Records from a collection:

——————————

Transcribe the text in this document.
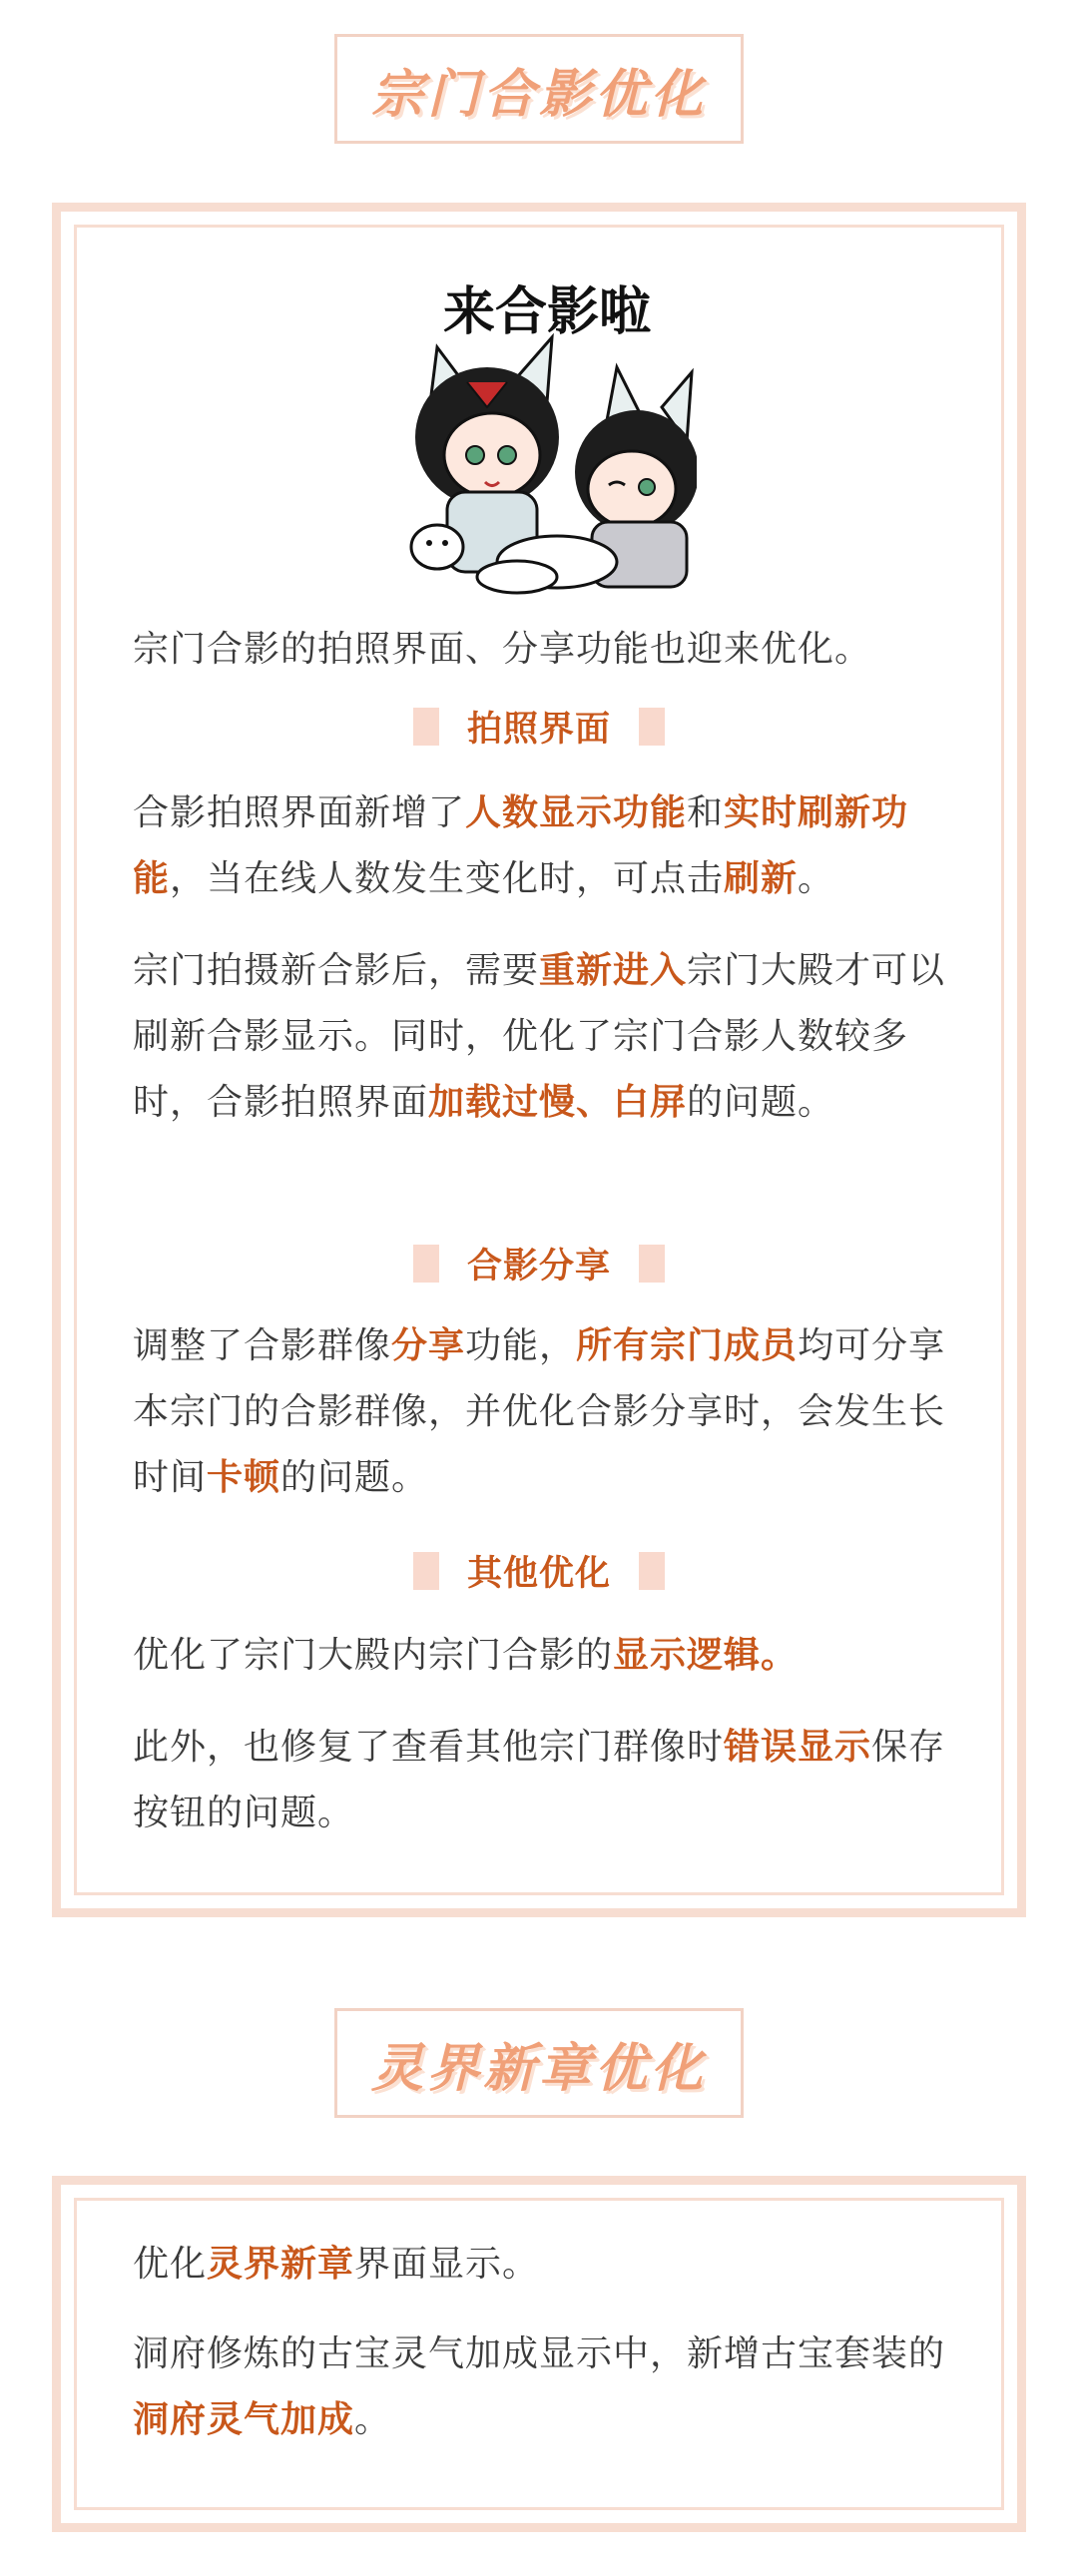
宗门合影优化
来合影啦

宗门合影的拍照界面、分享功能也迎来优化。

拍照界面

合影拍照界面新增了人数显示功能和实时刷新功能，当在线人数发生变化时，可点击刷新。

宗门拍摄新合影后，需要重新进入宗门大殿才可以刷新合影显示。同时，优化了宗门合影人数较多时，合影拍照界面加载过慢、白屏的问题。

合影分享

调整了合影群像分享功能，所有宗门成员均可分享本宗门的合影群像，并优化合影分享时，会发生长时间卡顿的问题。

其他优化

优化了宗门大殿内宗门合影的显示逻辑。

此外，也修复了查看其他宗门群像时错误显示保存按钮的问题。

灵界新章优化

优化灵界新章界面显示。

洞府修炼的古宝灵气加成显示中，新增古宝套装的洞府灵气加成。
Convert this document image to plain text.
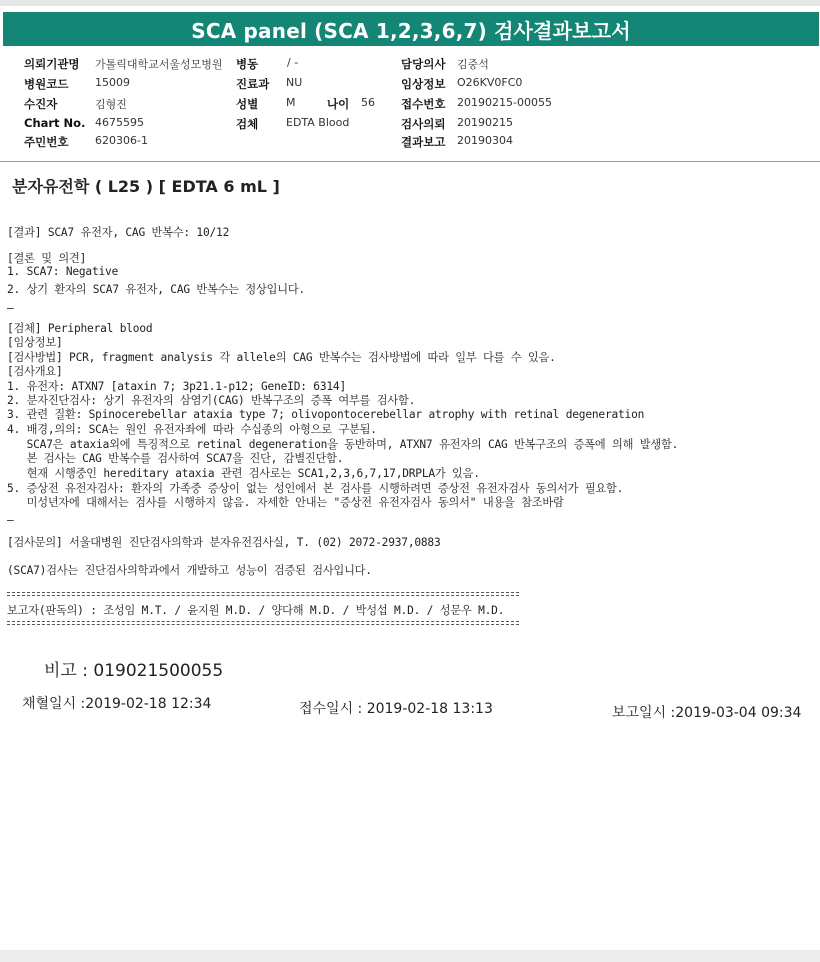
SCA panel (SCA 1,2,3,6,7) 검사결과보고서
의뢰기관명 가톨릭대학교서울성모병원 병동	/ -	담당의사 김중석
병원코드 15009	진료과 NU	임상정보 O26KV0FC0
수진자	김형진	성별	M	나이 56 접수번호 20190215-00055
Chart No. 4675595	검체	EDTA Blood	검사의뢰 20190215
주민번호 620306-1	결과보고 20190304
분자유전학 ( L25 ) [ EDTA 6 mL ]
[결과] SCA7 유전자, CAG 반복수: 10/12
[결론 및 의견]
1. SCA7: Negative
2. 상기 환자의 SCA7 유전자, CAG 반복수는 정상입니다.
—
[검체] Peripheral blood
[임상정보]
[검사방법] PCR, fragment analysis 각 allele의 CAG 반복수는 검사방법에 따라 일부 다를 수 있음.
[검사개요]
1. 유전자: ATXN7 [ataxin 7; 3p21.1-p12; GeneID: 6314]
2. 분자진단검사: 상기 유전자의 삼염기(CAG) 반복구조의 증폭 여부를 검사함.
3. 관련 질환: Spinocerebellar ataxia type 7; olivopontocerebellar atrophy with retinal degeneration
4. 배경,의의: SCA는 원인 유전자좌에 따라 수십종의 아형으로 구분됨.
SCA7은 ataxia외에 특징적으로 retinal degeneration을 동반하며, ATXN7 유전자의 CAG 반복구조의 증폭에 의해 발생함.
본 검사는 CAG 반복수를 검사하여 SCA7을 진단, 감별진단함.
현재 시행중인 hereditary ataxia 관련 검사로는 SCA1,2,3,6,7,17,DRPLA가 있음.
5. 증상전 유전자검사: 환자의 가족중 증상이 없는 성인에서 본 검사를 시행하려면 증상전 유전자검사 동의서가 필요함.
미성년자에 대해서는 검사를 시행하지 않음. 자세한 안내는 "증상전 유전자검사 동의서" 내용을 참조바람
—
[검사문의] 서울대병원 진단검사의학과 분자유전검사실, T. (02) 2072-2937,0883
(SCA7)검사는 진단검사의학과에서 개발하고 성능이 검증된 검사입니다.
보고자(판독의) : 조성임 M.T. / 윤지원 M.D. / 양다해 M.D. / 박성섭 M.D. / 성문우 M.D.
비고 : 019021500055
채혈일시 :2019-02-18 12:34	접수일시 : 2019-02-18 13:13	보고일시 :2019-03-04 09:34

——————————

AIM >> Repeat exactly the lines from the one containing "Convert this document image to plain text." through the last line of the records above, both included, and leave out the pictures.

SOLUTION TO THIS TASK >>
Convert this document image to plain text.
SCA panel (SCA 1,2,3,6,7) 검사결과보고서
의뢰기관명 가톨릭대학교서울성모병원 병동	/ -	담당의사 김중석
병원코드 15009	진료과 NU	임상정보 O26KV0FC0
수진자	김형진	성별	M	나이 56 접수번호 20190215-00055
Chart No. 4675595	검체	EDTA Blood	검사의뢰 20190215
주민번호 620306-1	결과보고 20190304
분자유전학 ( L25 ) [ EDTA 6 mL ]
[결과] SCA7 유전자, CAG 반복수: 10/12
[결론 및 의견]
1. SCA7: Negative
2. 상기 환자의 SCA7 유전자, CAG 반복수는 정상입니다.
—
[검체] Peripheral blood
[임상정보]
[검사방법] PCR, fragment analysis 각 allele의 CAG 반복수는 검사방법에 따라 일부 다를 수 있음.
[검사개요]
1. 유전자: ATXN7 [ataxin 7; 3p21.1-p12; GeneID: 6314]
2. 분자진단검사: 상기 유전자의 삼염기(CAG) 반복구조의 증폭 여부를 검사함.
3. 관련 질환: Spinocerebellar ataxia type 7; olivopontocerebellar atrophy with retinal degeneration
4. 배경,의의: SCA는 원인 유전자좌에 따라 수십종의 아형으로 구분됨.
SCA7은 ataxia외에 특징적으로 retinal degeneration을 동반하며, ATXN7 유전자의 CAG 반복구조의 증폭에 의해 발생함.
본 검사는 CAG 반복수를 검사하여 SCA7을 진단, 감별진단함.
현재 시행중인 hereditary ataxia 관련 검사로는 SCA1,2,3,6,7,17,DRPLA가 있음.
5. 증상전 유전자검사: 환자의 가족중 증상이 없는 성인에서 본 검사를 시행하려면 증상전 유전자검사 동의서가 필요함.
미성년자에 대해서는 검사를 시행하지 않음. 자세한 안내는 "증상전 유전자검사 동의서" 내용을 참조바람
—
[검사문의] 서울대병원 진단검사의학과 분자유전검사실, T. (02) 2072-2937,0883
(SCA7)검사는 진단검사의학과에서 개발하고 성능이 검증된 검사입니다.
보고자(판독의) : 조성임 M.T. / 윤지원 M.D. / 양다해 M.D. / 박성섭 M.D. / 성문우 M.D.
비고 : 019021500055
채혈일시 :2019-02-18 12:34	접수일시 : 2019-02-18 13:13	보고일시 :2019-03-04 09:34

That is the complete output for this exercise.